▶ _THE INPUT_
[start]

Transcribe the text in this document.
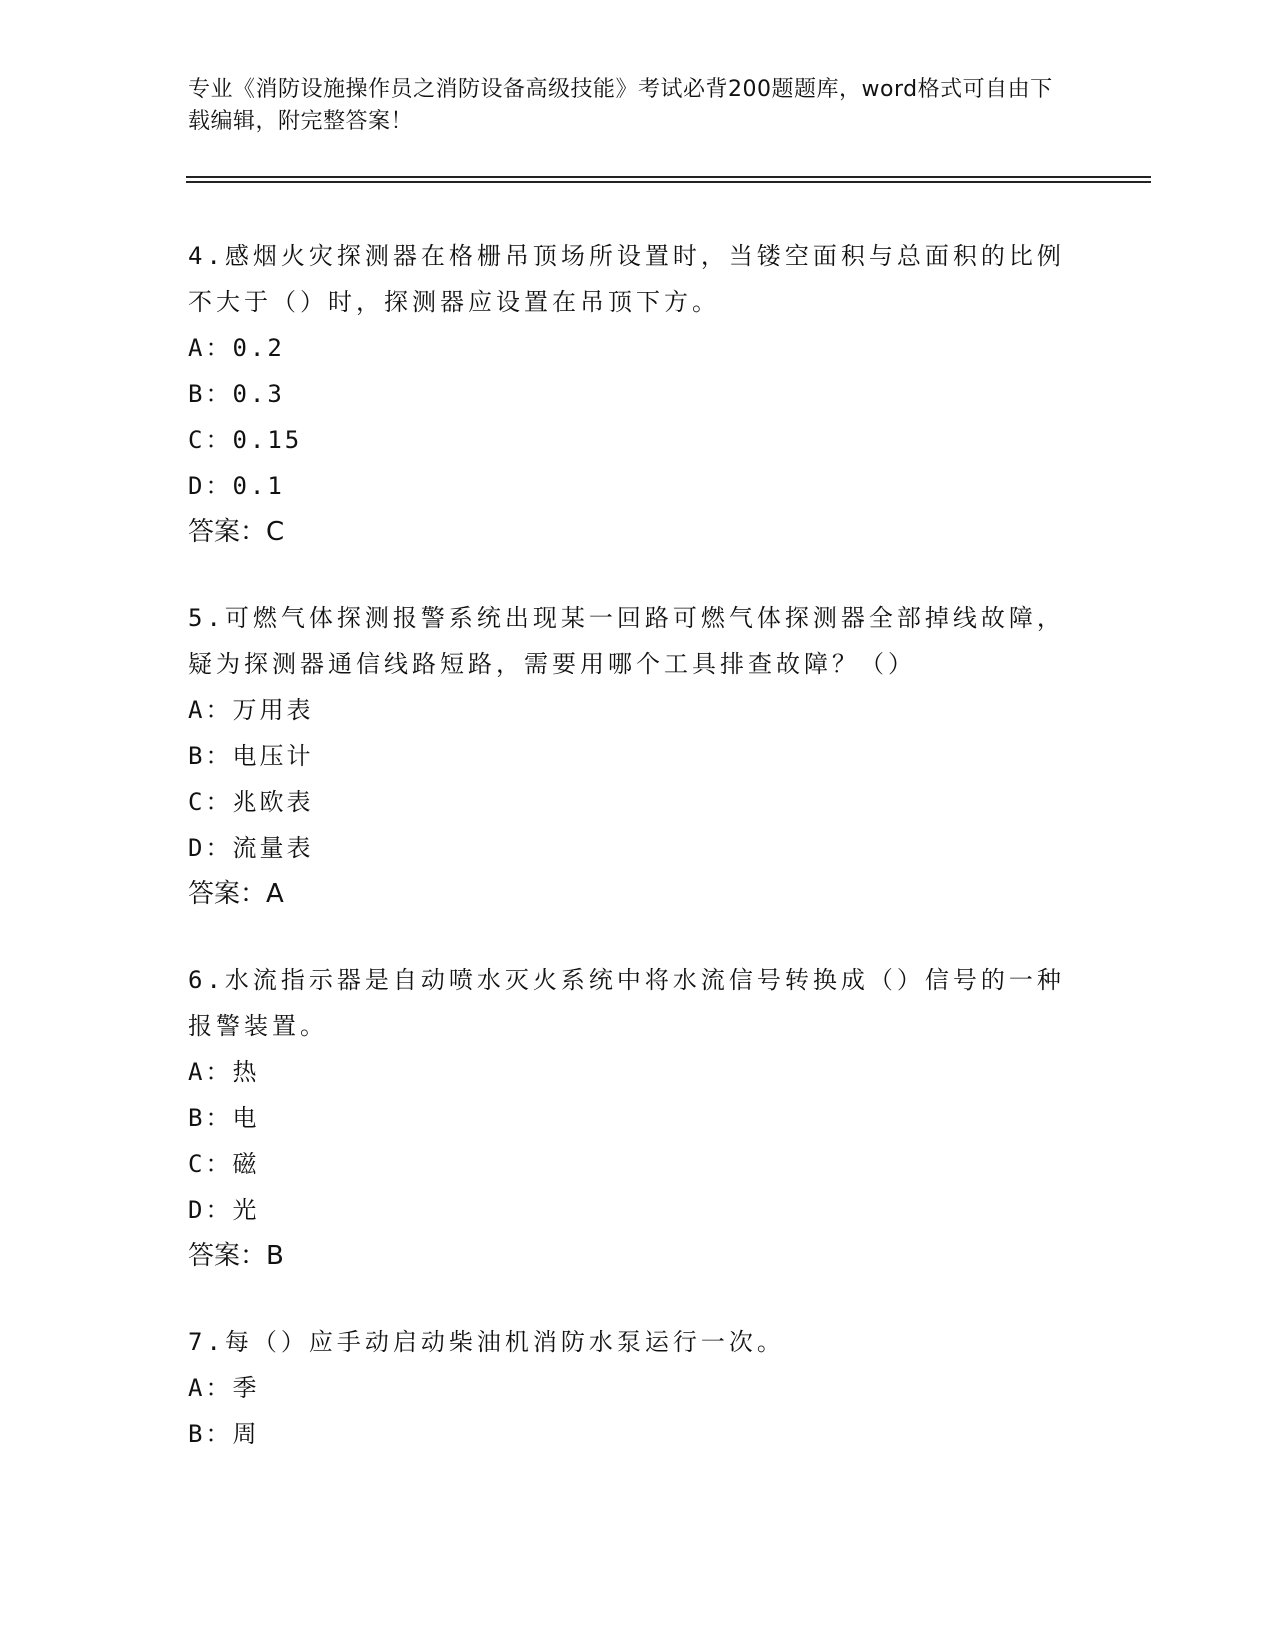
专业《消防设施操作员之消防设备高级技能》考试必背200题题库，word格式可自由下载编辑，附完整答案！

4.感烟火灾探测器在格栅吊顶场所设置时，当镂空面积与总面积的比例不大于（）时，探测器应设置在吊顶下方。

A：0.2

B：0.3

C：0.15

D：0.1

答案：C

5.可燃气体探测报警系统出现某一回路可燃气体探测器全部掉线故障，疑为探测器通信线路短路，需要用哪个工具排查故障？（）

A：万用表

B：电压计

C：兆欧表

D：流量表

答案：A

6.水流指示器是自动喷水灭火系统中将水流信号转换成（）信号的一种报警装置。

A：热

B：电

C：磁

D：光

答案：B

7.每（）应手动启动柴油机消防水泵运行一次。

A：季

B：周
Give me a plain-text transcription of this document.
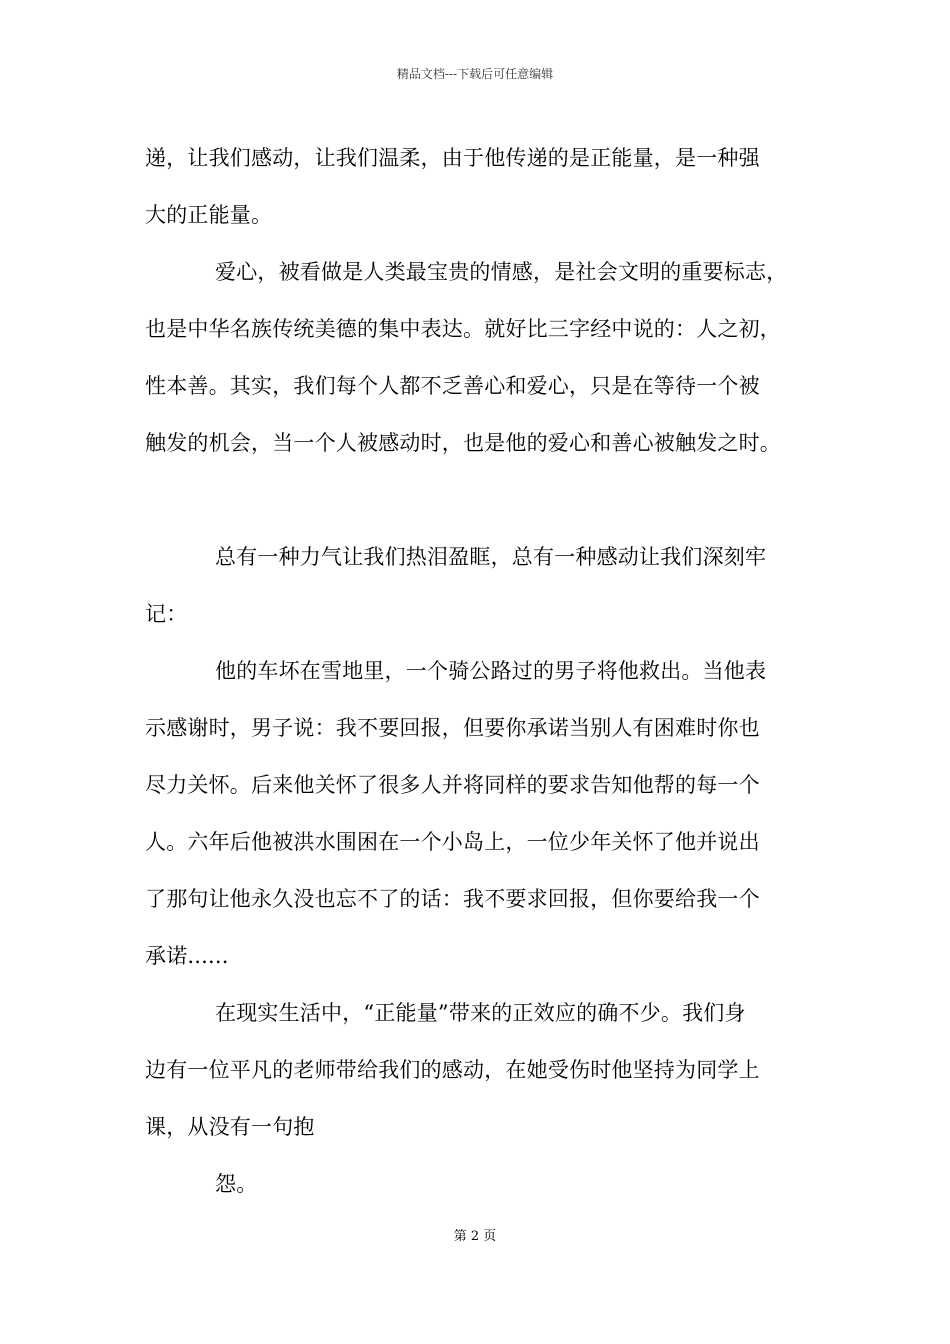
精品文档---下载后可任意编辑
递，让我们感动，让我们温柔，由于他传递的是正能量，是一种强
大的正能量。
爱心，被看做是人类最宝贵的情感，是社会文明的重要标志，
也是中华名族传统美德的集中表达。就好比三字经中说的：人之初，
性本善。其实，我们每个人都不乏善心和爱心，只是在等待一个被
触发的机会，当一个人被感动时，也是他的爱心和善心被触发之时。
总有一种力气让我们热泪盈眶，总有一种感动让我们深刻牢
记：
他的车坏在雪地里，一个骑公路过的男子将他救出。当他表
示感谢时，男子说：我不要回报，但要你承诺当别人有困难时你也
尽力关怀。后来他关怀了很多人并将同样的要求告知他帮的每一个
人。六年后他被洪水围困在一个小岛上，一位少年关怀了他并说出
了那句让他永久没也忘不了的话：我不要求回报，但你要给我一个
承诺......
在现实生活中，“正能量”带来的正效应的确不少。我们身
边有一位平凡的老师带给我们的感动，在她受伤时他坚持为同学上
课，从没有一句抱
怨。
第 2 页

[end]

▶ _EXERCISE GOAL_
The records above are to be quoted exactly, with all pictures left out.

▶ _FINISHED EXERCISE_
Transcribe the text in this document.
专业《消防设施操作员之消防设备高级技能》考试必背200题题库，word格式可自由下载编辑，附完整答案！

4.感烟火灾探测器在格栅吊顶场所设置时，当镂空面积与总面积的比例不大于（）时，探测器应设置在吊顶下方。

A：0.2

B：0.3

C：0.15

D：0.1

答案：C

5.可燃气体探测报警系统出现某一回路可燃气体探测器全部掉线故障，疑为探测器通信线路短路，需要用哪个工具排查故障？（）

A：万用表

B：电压计

C：兆欧表

D：流量表

答案：A

6.水流指示器是自动喷水灭火系统中将水流信号转换成（）信号的一种报警装置。

A：热

B：电

C：磁

D：光

答案：B

7.每（）应手动启动柴油机消防水泵运行一次。

A：季

B：周
Give me a plain-text transcription of this document.
精品文档---下载后可任意编辑
递，让我们感动，让我们温柔，由于他传递的是正能量，是一种强
大的正能量。
爱心，被看做是人类最宝贵的情感，是社会文明的重要标志，
也是中华名族传统美德的集中表达。就好比三字经中说的：人之初，
性本善。其实，我们每个人都不乏善心和爱心，只是在等待一个被
触发的机会，当一个人被感动时，也是他的爱心和善心被触发之时。
总有一种力气让我们热泪盈眶，总有一种感动让我们深刻牢
记：
他的车坏在雪地里，一个骑公路过的男子将他救出。当他表
示感谢时，男子说：我不要回报，但要你承诺当别人有困难时你也
尽力关怀。后来他关怀了很多人并将同样的要求告知他帮的每一个
人。六年后他被洪水围困在一个小岛上，一位少年关怀了他并说出
了那句让他永久没也忘不了的话：我不要求回报，但你要给我一个
承诺......
在现实生活中，“正能量”带来的正效应的确不少。我们身
边有一位平凡的老师带给我们的感动，在她受伤时他坚持为同学上
课，从没有一句抱
怨。
第 2 页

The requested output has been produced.